* [What to do] Reproduce the entries in full, with no changes.
-- START Input material --
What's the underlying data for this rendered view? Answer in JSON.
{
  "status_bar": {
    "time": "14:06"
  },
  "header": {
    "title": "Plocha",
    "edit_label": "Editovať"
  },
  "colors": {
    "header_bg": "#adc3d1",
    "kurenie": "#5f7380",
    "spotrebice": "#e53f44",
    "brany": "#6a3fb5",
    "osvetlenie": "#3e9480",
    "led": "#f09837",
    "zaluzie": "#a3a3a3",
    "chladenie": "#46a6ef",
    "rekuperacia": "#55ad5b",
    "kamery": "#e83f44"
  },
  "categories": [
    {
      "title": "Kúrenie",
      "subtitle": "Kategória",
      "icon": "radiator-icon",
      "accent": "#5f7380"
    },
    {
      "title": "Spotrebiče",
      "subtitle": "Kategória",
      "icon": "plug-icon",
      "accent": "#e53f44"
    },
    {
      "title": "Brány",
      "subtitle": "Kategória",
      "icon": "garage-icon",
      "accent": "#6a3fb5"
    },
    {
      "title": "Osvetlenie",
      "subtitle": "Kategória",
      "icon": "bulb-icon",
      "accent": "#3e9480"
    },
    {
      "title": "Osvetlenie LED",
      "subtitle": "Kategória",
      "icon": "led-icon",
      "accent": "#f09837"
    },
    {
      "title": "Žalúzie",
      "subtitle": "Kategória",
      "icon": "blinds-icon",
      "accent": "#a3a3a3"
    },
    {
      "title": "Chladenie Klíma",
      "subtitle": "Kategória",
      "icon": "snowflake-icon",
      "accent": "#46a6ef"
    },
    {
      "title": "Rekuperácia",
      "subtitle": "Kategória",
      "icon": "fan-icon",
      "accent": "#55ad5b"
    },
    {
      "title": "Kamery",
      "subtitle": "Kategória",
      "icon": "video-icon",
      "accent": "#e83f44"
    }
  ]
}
-- END Input material --
* [Written response]
What's the underlying data for this rendered view? Answer in JSON.
{
  "status_bar": {
    "time": "14:06"
  },
  "header": {
    "title": "Plocha",
    "edit_label": "Editovať"
  },
  "colors": {
    "header_bg": "#adc3d1",
    "kurenie": "#5f7380",
    "spotrebice": "#e53f44",
    "brany": "#6a3fb5",
    "osvetlenie": "#3e9480",
    "led": "#f09837",
    "zaluzie": "#a3a3a3",
    "chladenie": "#46a6ef",
    "rekuperacia": "#55ad5b",
    "kamery": "#e83f44"
  },
  "categories": [
    {
      "title": "Kúrenie",
      "subtitle": "Kategória",
      "icon": "radiator-icon",
      "accent": "#5f7380"
    },
    {
      "title": "Spotrebiče",
      "subtitle": "Kategória",
      "icon": "plug-icon",
      "accent": "#e53f44"
    },
    {
      "title": "Brány",
      "subtitle": "Kategória",
      "icon": "garage-icon",
      "accent": "#6a3fb5"
    },
    {
      "title": "Osvetlenie",
      "subtitle": "Kategória",
      "icon": "bulb-icon",
      "accent": "#3e9480"
    },
    {
      "title": "Osvetlenie LED",
      "subtitle": "Kategória",
      "icon": "led-icon",
      "accent": "#f09837"
    },
    {
      "title": "Žalúzie",
      "subtitle": "Kategória",
      "icon": "blinds-icon",
      "accent": "#a3a3a3"
    },
    {
      "title": "Chladenie Klíma",
      "subtitle": "Kategória",
      "icon": "snowflake-icon",
      "accent": "#46a6ef"
    },
    {
      "title": "Rekuperácia",
      "subtitle": "Kategória",
      "icon": "fan-icon",
      "accent": "#55ad5b"
    },
    {
      "title": "Kamery",
      "subtitle": "Kategória",
      "icon": "video-icon",
      "accent": "#e83f44"
    }
  ]
}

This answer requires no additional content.